**Direction:** Restate the full set of records exactly, word for word.

----------

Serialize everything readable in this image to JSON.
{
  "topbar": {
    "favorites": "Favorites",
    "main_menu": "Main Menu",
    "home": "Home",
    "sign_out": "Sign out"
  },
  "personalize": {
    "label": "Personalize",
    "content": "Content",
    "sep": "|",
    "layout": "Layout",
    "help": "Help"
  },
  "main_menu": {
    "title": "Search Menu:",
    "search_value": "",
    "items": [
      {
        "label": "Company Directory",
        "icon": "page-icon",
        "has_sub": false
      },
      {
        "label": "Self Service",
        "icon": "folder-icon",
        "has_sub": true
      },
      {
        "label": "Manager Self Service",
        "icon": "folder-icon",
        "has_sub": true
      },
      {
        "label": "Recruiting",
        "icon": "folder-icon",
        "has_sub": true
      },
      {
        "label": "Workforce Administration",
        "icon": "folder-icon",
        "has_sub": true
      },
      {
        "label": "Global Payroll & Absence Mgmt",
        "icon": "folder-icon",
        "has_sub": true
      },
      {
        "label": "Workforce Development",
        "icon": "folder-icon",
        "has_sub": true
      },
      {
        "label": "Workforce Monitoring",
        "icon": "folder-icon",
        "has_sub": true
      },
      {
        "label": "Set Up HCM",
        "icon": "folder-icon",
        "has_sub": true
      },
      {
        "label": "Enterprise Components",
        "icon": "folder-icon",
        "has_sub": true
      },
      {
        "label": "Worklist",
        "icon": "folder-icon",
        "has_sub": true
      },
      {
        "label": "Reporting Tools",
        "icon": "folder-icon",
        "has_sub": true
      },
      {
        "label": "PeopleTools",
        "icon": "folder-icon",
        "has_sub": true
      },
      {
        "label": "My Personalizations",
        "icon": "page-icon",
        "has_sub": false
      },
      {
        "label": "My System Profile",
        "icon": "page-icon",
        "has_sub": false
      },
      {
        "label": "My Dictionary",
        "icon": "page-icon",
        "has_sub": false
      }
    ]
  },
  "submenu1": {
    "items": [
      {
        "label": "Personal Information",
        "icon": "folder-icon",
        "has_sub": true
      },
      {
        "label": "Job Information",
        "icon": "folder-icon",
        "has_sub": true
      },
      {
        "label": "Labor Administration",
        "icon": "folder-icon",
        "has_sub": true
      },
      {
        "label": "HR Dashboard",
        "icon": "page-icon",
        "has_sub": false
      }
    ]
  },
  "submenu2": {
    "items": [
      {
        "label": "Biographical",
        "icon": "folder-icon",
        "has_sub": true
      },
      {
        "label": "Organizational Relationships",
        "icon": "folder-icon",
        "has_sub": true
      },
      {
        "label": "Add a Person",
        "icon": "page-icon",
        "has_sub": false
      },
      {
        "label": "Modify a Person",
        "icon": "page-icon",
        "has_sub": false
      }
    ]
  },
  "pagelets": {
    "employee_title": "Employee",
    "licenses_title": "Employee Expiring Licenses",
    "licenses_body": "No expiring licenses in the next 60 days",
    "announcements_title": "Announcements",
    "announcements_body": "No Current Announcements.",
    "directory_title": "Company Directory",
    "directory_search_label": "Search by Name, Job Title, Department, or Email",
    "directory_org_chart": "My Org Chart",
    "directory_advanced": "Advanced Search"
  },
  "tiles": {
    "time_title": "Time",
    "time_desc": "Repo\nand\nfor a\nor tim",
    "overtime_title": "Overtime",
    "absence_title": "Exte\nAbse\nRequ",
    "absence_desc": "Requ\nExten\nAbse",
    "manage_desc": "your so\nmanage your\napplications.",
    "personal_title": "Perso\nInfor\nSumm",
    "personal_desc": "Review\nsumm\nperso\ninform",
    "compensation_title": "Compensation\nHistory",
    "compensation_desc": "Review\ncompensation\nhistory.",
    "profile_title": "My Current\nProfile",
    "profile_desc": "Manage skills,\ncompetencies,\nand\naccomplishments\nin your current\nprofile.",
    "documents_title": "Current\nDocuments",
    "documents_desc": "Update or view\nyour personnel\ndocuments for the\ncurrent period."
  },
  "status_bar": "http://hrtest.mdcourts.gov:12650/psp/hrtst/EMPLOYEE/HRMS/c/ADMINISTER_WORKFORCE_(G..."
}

----------

**Response to the exercise:**
Serialize everything readable in this image to JSON.
{
  "topbar": {
    "favorites": "Favorites",
    "main_menu": "Main Menu",
    "home": "Home",
    "sign_out": "Sign out"
  },
  "personalize": {
    "label": "Personalize",
    "content": "Content",
    "sep": "|",
    "layout": "Layout",
    "help": "Help"
  },
  "main_menu": {
    "title": "Search Menu:",
    "search_value": "",
    "items": [
      {
        "label": "Company Directory",
        "icon": "page-icon",
        "has_sub": false
      },
      {
        "label": "Self Service",
        "icon": "folder-icon",
        "has_sub": true
      },
      {
        "label": "Manager Self Service",
        "icon": "folder-icon",
        "has_sub": true
      },
      {
        "label": "Recruiting",
        "icon": "folder-icon",
        "has_sub": true
      },
      {
        "label": "Workforce Administration",
        "icon": "folder-icon",
        "has_sub": true
      },
      {
        "label": "Global Payroll & Absence Mgmt",
        "icon": "folder-icon",
        "has_sub": true
      },
      {
        "label": "Workforce Development",
        "icon": "folder-icon",
        "has_sub": true
      },
      {
        "label": "Workforce Monitoring",
        "icon": "folder-icon",
        "has_sub": true
      },
      {
        "label": "Set Up HCM",
        "icon": "folder-icon",
        "has_sub": true
      },
      {
        "label": "Enterprise Components",
        "icon": "folder-icon",
        "has_sub": true
      },
      {
        "label": "Worklist",
        "icon": "folder-icon",
        "has_sub": true
      },
      {
        "label": "Reporting Tools",
        "icon": "folder-icon",
        "has_sub": true
      },
      {
        "label": "PeopleTools",
        "icon": "folder-icon",
        "has_sub": true
      },
      {
        "label": "My Personalizations",
        "icon": "page-icon",
        "has_sub": false
      },
      {
        "label": "My System Profile",
        "icon": "page-icon",
        "has_sub": false
      },
      {
        "label": "My Dictionary",
        "icon": "page-icon",
        "has_sub": false
      }
    ]
  },
  "submenu1": {
    "items": [
      {
        "label": "Personal Information",
        "icon": "folder-icon",
        "has_sub": true
      },
      {
        "label": "Job Information",
        "icon": "folder-icon",
        "has_sub": true
      },
      {
        "label": "Labor Administration",
        "icon": "folder-icon",
        "has_sub": true
      },
      {
        "label": "HR Dashboard",
        "icon": "page-icon",
        "has_sub": false
      }
    ]
  },
  "submenu2": {
    "items": [
      {
        "label": "Biographical",
        "icon": "folder-icon",
        "has_sub": true
      },
      {
        "label": "Organizational Relationships",
        "icon": "folder-icon",
        "has_sub": true
      },
      {
        "label": "Add a Person",
        "icon": "page-icon",
        "has_sub": false
      },
      {
        "label": "Modify a Person",
        "icon": "page-icon",
        "has_sub": false
      }
    ]
  },
  "pagelets": {
    "employee_title": "Employee",
    "licenses_title": "Employee Expiring Licenses",
    "licenses_body": "No expiring licenses in the next 60 days",
    "announcements_title": "Announcements",
    "announcements_body": "No Current Announcements.",
    "directory_title": "Company Directory",
    "directory_search_label": "Search by Name, Job Title, Department, or Email",
    "directory_org_chart": "My Org Chart",
    "directory_advanced": "Advanced Search"
  },
  "tiles": {
    "time_title": "Time",
    "time_desc": "Repo\nand\nfor a\nor tim",
    "overtime_title": "Overtime",
    "absence_title": "Exte\nAbse\nRequ",
    "absence_desc": "Requ\nExten\nAbse",
    "manage_desc": "your so\nmanage your\napplications.",
    "personal_title": "Perso\nInfor\nSumm",
    "personal_desc": "Review\nsumm\nperso\ninform",
    "compensation_title": "Compensation\nHistory",
    "compensation_desc": "Review\ncompensation\nhistory.",
    "profile_title": "My Current\nProfile",
    "profile_desc": "Manage skills,\ncompetencies,\nand\naccomplishments\nin your current\nprofile.",
    "documents_title": "Current\nDocuments",
    "documents_desc": "Update or view\nyour personnel\ndocuments for the\ncurrent period."
  },
  "status_bar": "http://hrtest.mdcourts.gov:12650/psp/hrtst/EMPLOYEE/HRMS/c/ADMINISTER_WORKFORCE_(G..."
}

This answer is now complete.